Short task: Will you write out, word for word, the records below from their first line through the line containing "x-tick-label: 80 — [1037, 704, 1061, 726]", including both of those lines?

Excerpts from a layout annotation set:
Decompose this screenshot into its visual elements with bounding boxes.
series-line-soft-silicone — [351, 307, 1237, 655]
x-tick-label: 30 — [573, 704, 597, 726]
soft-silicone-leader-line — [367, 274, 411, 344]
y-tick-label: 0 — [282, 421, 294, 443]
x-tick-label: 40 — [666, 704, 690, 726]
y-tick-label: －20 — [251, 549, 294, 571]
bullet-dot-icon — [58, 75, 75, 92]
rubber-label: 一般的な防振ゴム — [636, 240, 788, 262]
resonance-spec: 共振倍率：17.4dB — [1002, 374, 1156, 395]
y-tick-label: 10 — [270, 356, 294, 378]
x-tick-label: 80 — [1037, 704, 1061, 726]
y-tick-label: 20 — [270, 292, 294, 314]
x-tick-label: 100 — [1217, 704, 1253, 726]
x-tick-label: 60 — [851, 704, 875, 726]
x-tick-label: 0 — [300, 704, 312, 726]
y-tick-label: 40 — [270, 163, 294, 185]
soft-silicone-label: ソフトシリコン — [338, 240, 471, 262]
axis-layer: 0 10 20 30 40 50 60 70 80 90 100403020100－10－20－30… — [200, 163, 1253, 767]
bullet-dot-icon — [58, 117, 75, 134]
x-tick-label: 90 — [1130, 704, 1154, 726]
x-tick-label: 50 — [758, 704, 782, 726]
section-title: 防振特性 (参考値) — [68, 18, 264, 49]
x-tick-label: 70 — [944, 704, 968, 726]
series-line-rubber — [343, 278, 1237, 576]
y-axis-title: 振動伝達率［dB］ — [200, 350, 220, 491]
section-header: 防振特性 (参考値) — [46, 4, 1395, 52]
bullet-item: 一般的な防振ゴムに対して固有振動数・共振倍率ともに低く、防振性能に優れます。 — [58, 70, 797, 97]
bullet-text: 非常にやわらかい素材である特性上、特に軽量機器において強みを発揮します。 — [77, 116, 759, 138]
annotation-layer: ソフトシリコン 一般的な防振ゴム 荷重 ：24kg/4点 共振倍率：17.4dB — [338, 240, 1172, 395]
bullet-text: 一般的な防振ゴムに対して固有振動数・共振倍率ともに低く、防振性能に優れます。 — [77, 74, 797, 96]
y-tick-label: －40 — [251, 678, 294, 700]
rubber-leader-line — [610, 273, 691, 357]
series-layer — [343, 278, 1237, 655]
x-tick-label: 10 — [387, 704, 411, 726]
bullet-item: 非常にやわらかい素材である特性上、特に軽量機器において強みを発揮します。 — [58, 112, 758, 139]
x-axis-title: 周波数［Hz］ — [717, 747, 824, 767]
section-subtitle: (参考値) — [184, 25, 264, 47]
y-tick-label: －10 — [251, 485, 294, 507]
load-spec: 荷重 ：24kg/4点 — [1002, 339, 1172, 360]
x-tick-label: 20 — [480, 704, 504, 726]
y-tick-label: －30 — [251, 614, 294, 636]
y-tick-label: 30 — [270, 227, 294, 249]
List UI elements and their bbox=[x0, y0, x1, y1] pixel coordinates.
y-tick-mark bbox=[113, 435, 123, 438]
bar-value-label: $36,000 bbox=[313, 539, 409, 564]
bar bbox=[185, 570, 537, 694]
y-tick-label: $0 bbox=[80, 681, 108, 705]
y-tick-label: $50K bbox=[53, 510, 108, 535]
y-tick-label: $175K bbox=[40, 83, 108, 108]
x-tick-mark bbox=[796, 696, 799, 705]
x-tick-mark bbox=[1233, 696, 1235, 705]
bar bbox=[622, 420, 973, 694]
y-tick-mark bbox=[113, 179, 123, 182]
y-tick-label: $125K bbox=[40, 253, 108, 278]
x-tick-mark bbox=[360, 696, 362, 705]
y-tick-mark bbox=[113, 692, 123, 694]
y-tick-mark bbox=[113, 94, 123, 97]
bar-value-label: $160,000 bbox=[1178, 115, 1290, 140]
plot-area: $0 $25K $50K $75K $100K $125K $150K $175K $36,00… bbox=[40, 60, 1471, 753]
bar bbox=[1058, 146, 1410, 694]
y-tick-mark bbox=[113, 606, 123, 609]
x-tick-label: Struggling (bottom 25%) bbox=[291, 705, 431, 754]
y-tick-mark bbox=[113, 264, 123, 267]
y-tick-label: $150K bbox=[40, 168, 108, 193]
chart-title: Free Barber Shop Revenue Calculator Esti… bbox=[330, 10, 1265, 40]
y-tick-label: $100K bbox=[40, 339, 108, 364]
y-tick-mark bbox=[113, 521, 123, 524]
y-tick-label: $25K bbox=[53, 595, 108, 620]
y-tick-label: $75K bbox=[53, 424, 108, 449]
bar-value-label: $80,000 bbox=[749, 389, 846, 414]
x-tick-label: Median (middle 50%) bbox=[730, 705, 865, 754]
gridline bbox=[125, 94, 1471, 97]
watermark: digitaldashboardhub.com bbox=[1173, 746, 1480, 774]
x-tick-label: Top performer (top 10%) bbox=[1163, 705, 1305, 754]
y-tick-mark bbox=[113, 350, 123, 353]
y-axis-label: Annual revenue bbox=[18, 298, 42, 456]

Full answer:
Decompose this screenshot into its visual elements with bounding boxes.
series-line-soft-silicone — [351, 307, 1237, 655]
x-tick-label: 30 — [573, 704, 597, 726]
soft-silicone-leader-line — [367, 274, 411, 344]
y-tick-label: 0 — [282, 421, 294, 443]
x-tick-label: 40 — [666, 704, 690, 726]
y-tick-label: －20 — [251, 549, 294, 571]
bullet-dot-icon — [58, 75, 75, 92]
rubber-label: 一般的な防振ゴム — [636, 240, 788, 262]
resonance-spec: 共振倍率：17.4dB — [1002, 374, 1156, 395]
y-tick-label: 10 — [270, 356, 294, 378]
x-tick-label: 80 — [1037, 704, 1061, 726]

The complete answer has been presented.